■ WORK REQUIRED
Every line below that mentions the word "input" should be copied out.

*-*-*

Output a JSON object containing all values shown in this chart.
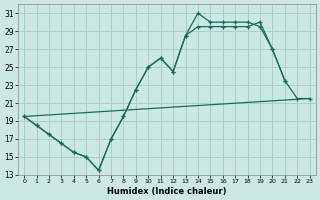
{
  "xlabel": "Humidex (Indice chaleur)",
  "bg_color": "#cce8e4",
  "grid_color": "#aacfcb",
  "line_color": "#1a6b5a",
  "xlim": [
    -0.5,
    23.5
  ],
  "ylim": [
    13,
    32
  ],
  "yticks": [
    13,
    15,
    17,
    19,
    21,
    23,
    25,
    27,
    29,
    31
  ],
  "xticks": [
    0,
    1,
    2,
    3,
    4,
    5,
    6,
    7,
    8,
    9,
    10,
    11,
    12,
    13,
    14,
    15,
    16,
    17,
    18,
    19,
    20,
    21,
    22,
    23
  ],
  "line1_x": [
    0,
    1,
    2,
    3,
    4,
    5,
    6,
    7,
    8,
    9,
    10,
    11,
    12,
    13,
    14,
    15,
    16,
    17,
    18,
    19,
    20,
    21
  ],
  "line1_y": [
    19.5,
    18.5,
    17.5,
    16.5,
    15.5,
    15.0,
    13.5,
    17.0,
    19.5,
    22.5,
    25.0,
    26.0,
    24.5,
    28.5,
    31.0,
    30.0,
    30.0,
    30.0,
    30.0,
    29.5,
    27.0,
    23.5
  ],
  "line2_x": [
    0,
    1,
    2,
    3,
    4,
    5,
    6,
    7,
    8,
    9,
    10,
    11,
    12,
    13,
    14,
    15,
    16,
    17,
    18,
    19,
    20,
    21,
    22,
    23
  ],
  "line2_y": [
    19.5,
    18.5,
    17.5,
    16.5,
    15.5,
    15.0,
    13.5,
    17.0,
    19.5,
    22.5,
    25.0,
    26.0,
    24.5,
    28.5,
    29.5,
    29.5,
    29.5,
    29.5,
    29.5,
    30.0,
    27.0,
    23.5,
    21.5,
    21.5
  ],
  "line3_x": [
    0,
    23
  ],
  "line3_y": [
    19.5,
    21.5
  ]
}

*-*-*

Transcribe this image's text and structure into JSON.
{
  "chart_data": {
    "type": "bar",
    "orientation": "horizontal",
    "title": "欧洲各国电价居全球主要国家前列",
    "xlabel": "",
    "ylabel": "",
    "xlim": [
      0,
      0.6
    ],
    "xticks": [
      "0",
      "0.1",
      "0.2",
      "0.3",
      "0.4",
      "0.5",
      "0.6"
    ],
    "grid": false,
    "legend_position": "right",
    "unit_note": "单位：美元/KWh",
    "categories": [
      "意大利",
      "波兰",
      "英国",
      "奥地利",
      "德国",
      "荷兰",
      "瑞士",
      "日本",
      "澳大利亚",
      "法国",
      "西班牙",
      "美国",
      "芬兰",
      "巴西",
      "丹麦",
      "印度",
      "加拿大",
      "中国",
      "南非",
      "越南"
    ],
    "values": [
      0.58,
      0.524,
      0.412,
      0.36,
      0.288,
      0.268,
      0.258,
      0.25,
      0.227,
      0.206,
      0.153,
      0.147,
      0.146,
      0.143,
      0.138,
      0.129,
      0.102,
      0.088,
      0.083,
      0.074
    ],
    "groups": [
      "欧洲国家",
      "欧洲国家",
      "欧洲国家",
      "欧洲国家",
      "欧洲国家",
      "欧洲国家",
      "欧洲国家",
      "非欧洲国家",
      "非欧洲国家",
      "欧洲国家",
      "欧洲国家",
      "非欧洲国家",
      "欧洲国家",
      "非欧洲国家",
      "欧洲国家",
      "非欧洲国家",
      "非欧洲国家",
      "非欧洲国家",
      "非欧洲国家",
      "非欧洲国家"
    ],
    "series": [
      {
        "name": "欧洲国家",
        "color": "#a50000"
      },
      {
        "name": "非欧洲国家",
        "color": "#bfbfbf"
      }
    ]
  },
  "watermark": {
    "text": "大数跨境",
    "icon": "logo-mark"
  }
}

*-*-*

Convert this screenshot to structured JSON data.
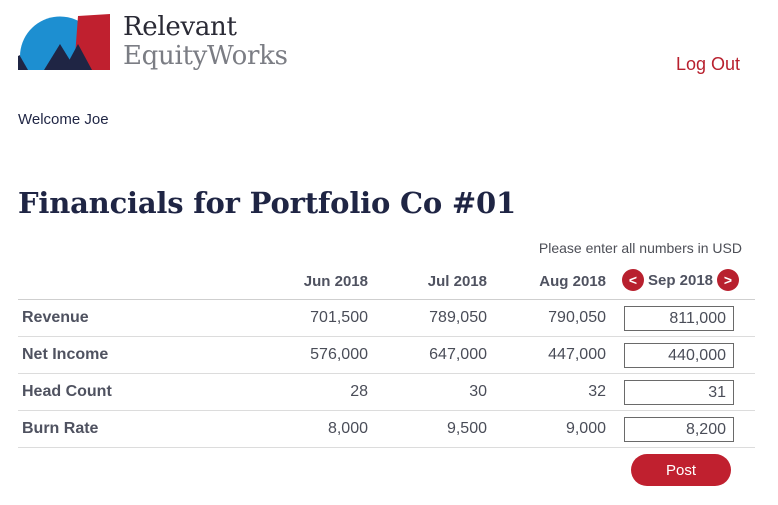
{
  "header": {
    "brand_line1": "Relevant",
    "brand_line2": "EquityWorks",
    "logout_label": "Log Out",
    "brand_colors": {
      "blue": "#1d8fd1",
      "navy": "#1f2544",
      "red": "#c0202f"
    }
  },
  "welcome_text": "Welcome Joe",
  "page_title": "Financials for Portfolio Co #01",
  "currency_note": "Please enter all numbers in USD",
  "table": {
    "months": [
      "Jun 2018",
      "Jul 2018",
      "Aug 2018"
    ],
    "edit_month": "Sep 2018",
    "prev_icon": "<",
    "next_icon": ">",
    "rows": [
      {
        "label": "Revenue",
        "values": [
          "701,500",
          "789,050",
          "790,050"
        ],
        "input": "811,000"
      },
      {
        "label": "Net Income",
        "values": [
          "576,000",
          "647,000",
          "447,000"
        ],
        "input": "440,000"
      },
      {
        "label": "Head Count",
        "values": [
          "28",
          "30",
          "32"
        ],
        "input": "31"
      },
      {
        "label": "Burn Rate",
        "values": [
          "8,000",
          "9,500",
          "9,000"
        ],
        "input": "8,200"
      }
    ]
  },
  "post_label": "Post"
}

*-*-*

■ THE REPLY
        "input": "811,000"
        "input": "440,000"
        "input": "31"
        "input": "8,200"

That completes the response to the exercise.